题目要求
请列出下列记录中所有含有字符串“price”的行，匹配时区分大小写。

所列记录

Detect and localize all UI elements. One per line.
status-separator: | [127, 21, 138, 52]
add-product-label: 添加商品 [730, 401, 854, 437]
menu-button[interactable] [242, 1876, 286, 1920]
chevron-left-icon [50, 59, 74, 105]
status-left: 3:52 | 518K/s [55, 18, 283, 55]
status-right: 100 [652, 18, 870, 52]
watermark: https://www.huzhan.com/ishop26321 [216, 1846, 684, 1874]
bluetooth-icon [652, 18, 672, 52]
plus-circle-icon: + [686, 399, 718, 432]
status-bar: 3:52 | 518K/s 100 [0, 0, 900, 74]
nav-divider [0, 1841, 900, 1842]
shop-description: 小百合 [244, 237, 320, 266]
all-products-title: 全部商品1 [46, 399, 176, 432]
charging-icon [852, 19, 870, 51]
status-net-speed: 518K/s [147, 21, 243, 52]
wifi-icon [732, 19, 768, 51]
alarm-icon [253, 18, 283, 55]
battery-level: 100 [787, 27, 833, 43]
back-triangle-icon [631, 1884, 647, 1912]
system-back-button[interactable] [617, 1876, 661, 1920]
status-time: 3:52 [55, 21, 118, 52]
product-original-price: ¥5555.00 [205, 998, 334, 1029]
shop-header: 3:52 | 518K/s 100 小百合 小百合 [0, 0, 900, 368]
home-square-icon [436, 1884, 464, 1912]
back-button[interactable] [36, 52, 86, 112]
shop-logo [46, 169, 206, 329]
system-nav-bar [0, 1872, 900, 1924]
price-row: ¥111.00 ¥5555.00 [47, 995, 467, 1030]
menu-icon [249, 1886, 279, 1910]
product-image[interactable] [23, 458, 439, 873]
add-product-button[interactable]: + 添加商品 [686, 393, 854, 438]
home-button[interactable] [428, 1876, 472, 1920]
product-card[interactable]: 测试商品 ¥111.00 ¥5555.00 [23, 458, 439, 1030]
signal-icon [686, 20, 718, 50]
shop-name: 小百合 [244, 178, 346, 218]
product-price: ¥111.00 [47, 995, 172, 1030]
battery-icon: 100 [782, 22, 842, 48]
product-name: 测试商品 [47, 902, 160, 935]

正确答案
product-original-price: ¥5555.00 [205, 998, 334, 1029]
price-row: ¥111.00 ¥5555.00 [47, 995, 467, 1030]
product-price: ¥111.00 [47, 995, 172, 1030]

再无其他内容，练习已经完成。